→ **Data supplied**
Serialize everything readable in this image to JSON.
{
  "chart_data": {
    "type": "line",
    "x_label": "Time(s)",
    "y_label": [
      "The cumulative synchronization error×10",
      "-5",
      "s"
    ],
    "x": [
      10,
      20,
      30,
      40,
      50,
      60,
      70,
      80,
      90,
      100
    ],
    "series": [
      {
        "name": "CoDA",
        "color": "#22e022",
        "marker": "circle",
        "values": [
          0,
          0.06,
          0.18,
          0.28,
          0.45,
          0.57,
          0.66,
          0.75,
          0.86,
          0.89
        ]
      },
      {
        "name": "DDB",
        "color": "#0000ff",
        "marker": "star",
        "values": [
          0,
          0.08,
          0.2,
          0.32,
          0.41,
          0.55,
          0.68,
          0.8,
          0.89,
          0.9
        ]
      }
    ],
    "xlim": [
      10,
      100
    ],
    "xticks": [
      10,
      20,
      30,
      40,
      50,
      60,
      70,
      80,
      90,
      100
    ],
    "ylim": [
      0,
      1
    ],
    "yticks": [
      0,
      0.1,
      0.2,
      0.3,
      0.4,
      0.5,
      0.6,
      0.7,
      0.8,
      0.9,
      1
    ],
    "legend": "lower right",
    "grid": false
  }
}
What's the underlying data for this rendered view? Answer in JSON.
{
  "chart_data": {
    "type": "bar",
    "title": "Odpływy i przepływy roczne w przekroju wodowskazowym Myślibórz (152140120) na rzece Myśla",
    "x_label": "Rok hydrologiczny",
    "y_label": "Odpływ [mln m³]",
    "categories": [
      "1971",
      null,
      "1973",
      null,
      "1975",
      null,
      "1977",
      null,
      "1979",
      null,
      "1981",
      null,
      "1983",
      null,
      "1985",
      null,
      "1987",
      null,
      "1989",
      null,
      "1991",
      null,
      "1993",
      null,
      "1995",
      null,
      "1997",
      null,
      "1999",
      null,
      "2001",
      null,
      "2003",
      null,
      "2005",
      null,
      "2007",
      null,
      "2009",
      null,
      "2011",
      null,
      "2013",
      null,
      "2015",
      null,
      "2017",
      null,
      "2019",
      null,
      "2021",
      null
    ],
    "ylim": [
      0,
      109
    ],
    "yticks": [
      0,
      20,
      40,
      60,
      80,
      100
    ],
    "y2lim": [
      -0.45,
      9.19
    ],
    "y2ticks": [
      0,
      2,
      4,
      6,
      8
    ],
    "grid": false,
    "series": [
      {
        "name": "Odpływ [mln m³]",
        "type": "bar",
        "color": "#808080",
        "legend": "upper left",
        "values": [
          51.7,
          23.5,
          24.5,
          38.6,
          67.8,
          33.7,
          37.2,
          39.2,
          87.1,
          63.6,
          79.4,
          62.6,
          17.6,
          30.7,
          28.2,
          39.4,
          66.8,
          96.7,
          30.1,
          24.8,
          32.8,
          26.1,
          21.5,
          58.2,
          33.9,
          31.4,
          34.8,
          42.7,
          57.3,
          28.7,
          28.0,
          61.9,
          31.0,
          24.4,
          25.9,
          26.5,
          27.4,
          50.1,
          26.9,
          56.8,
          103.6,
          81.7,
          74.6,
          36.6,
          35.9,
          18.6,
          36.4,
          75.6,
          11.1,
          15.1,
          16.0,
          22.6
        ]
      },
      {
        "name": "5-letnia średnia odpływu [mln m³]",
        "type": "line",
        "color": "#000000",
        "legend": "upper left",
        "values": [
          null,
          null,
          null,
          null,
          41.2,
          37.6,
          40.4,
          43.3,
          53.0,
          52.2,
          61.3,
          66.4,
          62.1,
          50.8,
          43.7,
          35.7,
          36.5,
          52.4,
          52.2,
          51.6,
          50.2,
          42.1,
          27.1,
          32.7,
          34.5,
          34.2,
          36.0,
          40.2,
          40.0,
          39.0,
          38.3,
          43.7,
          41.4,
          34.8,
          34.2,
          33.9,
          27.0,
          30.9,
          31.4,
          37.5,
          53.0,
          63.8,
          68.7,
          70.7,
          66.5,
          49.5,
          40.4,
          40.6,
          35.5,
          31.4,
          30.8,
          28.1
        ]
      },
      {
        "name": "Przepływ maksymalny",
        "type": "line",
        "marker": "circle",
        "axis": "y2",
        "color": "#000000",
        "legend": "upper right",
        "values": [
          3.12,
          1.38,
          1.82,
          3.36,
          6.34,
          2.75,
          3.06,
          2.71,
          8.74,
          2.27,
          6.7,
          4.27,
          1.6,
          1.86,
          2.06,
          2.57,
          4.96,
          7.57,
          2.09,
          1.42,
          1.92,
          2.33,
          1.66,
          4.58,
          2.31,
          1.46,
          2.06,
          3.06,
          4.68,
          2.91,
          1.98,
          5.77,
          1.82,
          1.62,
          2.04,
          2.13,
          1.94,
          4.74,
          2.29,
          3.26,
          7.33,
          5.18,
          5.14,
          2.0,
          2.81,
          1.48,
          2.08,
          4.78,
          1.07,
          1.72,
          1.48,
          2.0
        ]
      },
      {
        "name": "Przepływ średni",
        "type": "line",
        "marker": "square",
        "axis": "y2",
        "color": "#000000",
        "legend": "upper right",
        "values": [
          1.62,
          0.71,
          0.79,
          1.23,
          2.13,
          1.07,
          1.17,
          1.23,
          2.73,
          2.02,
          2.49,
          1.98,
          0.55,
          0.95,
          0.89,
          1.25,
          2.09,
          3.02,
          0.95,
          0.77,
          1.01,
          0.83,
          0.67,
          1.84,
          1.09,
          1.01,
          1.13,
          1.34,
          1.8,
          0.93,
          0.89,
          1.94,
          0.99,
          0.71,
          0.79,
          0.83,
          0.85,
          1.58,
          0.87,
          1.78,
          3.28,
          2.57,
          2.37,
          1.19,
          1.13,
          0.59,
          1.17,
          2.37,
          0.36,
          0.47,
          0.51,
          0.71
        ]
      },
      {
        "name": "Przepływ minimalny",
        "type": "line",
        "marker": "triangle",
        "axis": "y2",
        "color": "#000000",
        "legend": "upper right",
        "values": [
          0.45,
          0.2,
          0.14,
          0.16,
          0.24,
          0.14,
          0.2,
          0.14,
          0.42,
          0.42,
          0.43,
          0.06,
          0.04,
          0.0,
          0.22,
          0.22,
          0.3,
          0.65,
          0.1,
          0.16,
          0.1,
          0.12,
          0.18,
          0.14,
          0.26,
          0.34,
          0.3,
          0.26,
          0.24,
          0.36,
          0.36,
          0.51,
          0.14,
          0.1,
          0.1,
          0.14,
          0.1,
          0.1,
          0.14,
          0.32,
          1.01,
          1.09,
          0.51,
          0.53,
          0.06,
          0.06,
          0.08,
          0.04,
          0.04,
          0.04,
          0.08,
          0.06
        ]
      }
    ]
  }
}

→ **Exercise**
Output every entry shown above, exactly.

→ **Finished task**
Serialize everything readable in this image to JSON.
{
  "chart_data": {
    "type": "line",
    "x_label": "Time(s)",
    "y_label": [
      "The cumulative synchronization error×10",
      "-5",
      "s"
    ],
    "x": [
      10,
      20,
      30,
      40,
      50,
      60,
      70,
      80,
      90,
      100
    ],
    "series": [
      {
        "name": "CoDA",
        "color": "#22e022",
        "marker": "circle",
        "values": [
          0,
          0.06,
          0.18,
          0.28,
          0.45,
          0.57,
          0.66,
          0.75,
          0.86,
          0.89
        ]
      },
      {
        "name": "DDB",
        "color": "#0000ff",
        "marker": "star",
        "values": [
          0,
          0.08,
          0.2,
          0.32,
          0.41,
          0.55,
          0.68,
          0.8,
          0.89,
          0.9
        ]
      }
    ],
    "xlim": [
      10,
      100
    ],
    "xticks": [
      10,
      20,
      30,
      40,
      50,
      60,
      70,
      80,
      90,
      100
    ],
    "ylim": [
      0,
      1
    ],
    "yticks": [
      0,
      0.1,
      0.2,
      0.3,
      0.4,
      0.5,
      0.6,
      0.7,
      0.8,
      0.9,
      1
    ],
    "legend": "lower right",
    "grid": false
  }
}
What's the underlying data for this rendered view? Answer in JSON.
{
  "chart_data": {
    "type": "bar",
    "title": "Odpływy i przepływy roczne w przekroju wodowskazowym Myślibórz (152140120) na rzece Myśla",
    "x_label": "Rok hydrologiczny",
    "y_label": "Odpływ [mln m³]",
    "categories": [
      "1971",
      null,
      "1973",
      null,
      "1975",
      null,
      "1977",
      null,
      "1979",
      null,
      "1981",
      null,
      "1983",
      null,
      "1985",
      null,
      "1987",
      null,
      "1989",
      null,
      "1991",
      null,
      "1993",
      null,
      "1995",
      null,
      "1997",
      null,
      "1999",
      null,
      "2001",
      null,
      "2003",
      null,
      "2005",
      null,
      "2007",
      null,
      "2009",
      null,
      "2011",
      null,
      "2013",
      null,
      "2015",
      null,
      "2017",
      null,
      "2019",
      null,
      "2021",
      null
    ],
    "ylim": [
      0,
      109
    ],
    "yticks": [
      0,
      20,
      40,
      60,
      80,
      100
    ],
    "y2lim": [
      -0.45,
      9.19
    ],
    "y2ticks": [
      0,
      2,
      4,
      6,
      8
    ],
    "grid": false,
    "series": [
      {
        "name": "Odpływ [mln m³]",
        "type": "bar",
        "color": "#808080",
        "legend": "upper left",
        "values": [
          51.7,
          23.5,
          24.5,
          38.6,
          67.8,
          33.7,
          37.2,
          39.2,
          87.1,
          63.6,
          79.4,
          62.6,
          17.6,
          30.7,
          28.2,
          39.4,
          66.8,
          96.7,
          30.1,
          24.8,
          32.8,
          26.1,
          21.5,
          58.2,
          33.9,
          31.4,
          34.8,
          42.7,
          57.3,
          28.7,
          28.0,
          61.9,
          31.0,
          24.4,
          25.9,
          26.5,
          27.4,
          50.1,
          26.9,
          56.8,
          103.6,
          81.7,
          74.6,
          36.6,
          35.9,
          18.6,
          36.4,
          75.6,
          11.1,
          15.1,
          16.0,
          22.6
        ]
      },
      {
        "name": "5-letnia średnia odpływu [mln m³]",
        "type": "line",
        "color": "#000000",
        "legend": "upper left",
        "values": [
          null,
          null,
          null,
          null,
          41.2,
          37.6,
          40.4,
          43.3,
          53.0,
          52.2,
          61.3,
          66.4,
          62.1,
          50.8,
          43.7,
          35.7,
          36.5,
          52.4,
          52.2,
          51.6,
          50.2,
          42.1,
          27.1,
          32.7,
          34.5,
          34.2,
          36.0,
          40.2,
          40.0,
          39.0,
          38.3,
          43.7,
          41.4,
          34.8,
          34.2,
          33.9,
          27.0,
          30.9,
          31.4,
          37.5,
          53.0,
          63.8,
          68.7,
          70.7,
          66.5,
          49.5,
          40.4,
          40.6,
          35.5,
          31.4,
          30.8,
          28.1
        ]
      },
      {
        "name": "Przepływ maksymalny",
        "type": "line",
        "marker": "circle",
        "axis": "y2",
        "color": "#000000",
        "legend": "upper right",
        "values": [
          3.12,
          1.38,
          1.82,
          3.36,
          6.34,
          2.75,
          3.06,
          2.71,
          8.74,
          2.27,
          6.7,
          4.27,
          1.6,
          1.86,
          2.06,
          2.57,
          4.96,
          7.57,
          2.09,
          1.42,
          1.92,
          2.33,
          1.66,
          4.58,
          2.31,
          1.46,
          2.06,
          3.06,
          4.68,
          2.91,
          1.98,
          5.77,
          1.82,
          1.62,
          2.04,
          2.13,
          1.94,
          4.74,
          2.29,
          3.26,
          7.33,
          5.18,
          5.14,
          2.0,
          2.81,
          1.48,
          2.08,
          4.78,
          1.07,
          1.72,
          1.48,
          2.0
        ]
      },
      {
        "name": "Przepływ średni",
        "type": "line",
        "marker": "square",
        "axis": "y2",
        "color": "#000000",
        "legend": "upper right",
        "values": [
          1.62,
          0.71,
          0.79,
          1.23,
          2.13,
          1.07,
          1.17,
          1.23,
          2.73,
          2.02,
          2.49,
          1.98,
          0.55,
          0.95,
          0.89,
          1.25,
          2.09,
          3.02,
          0.95,
          0.77,
          1.01,
          0.83,
          0.67,
          1.84,
          1.09,
          1.01,
          1.13,
          1.34,
          1.8,
          0.93,
          0.89,
          1.94,
          0.99,
          0.71,
          0.79,
          0.83,
          0.85,
          1.58,
          0.87,
          1.78,
          3.28,
          2.57,
          2.37,
          1.19,
          1.13,
          0.59,
          1.17,
          2.37,
          0.36,
          0.47,
          0.51,
          0.71
        ]
      },
      {
        "name": "Przepływ minimalny",
        "type": "line",
        "marker": "triangle",
        "axis": "y2",
        "color": "#000000",
        "legend": "upper right",
        "values": [
          0.45,
          0.2,
          0.14,
          0.16,
          0.24,
          0.14,
          0.2,
          0.14,
          0.42,
          0.42,
          0.43,
          0.06,
          0.04,
          0.0,
          0.22,
          0.22,
          0.3,
          0.65,
          0.1,
          0.16,
          0.1,
          0.12,
          0.18,
          0.14,
          0.26,
          0.34,
          0.3,
          0.26,
          0.24,
          0.36,
          0.36,
          0.51,
          0.14,
          0.1,
          0.1,
          0.14,
          0.1,
          0.1,
          0.14,
          0.32,
          1.01,
          1.09,
          0.51,
          0.53,
          0.06,
          0.06,
          0.08,
          0.04,
          0.04,
          0.04,
          0.08,
          0.06
        ]
      }
    ]
  }
}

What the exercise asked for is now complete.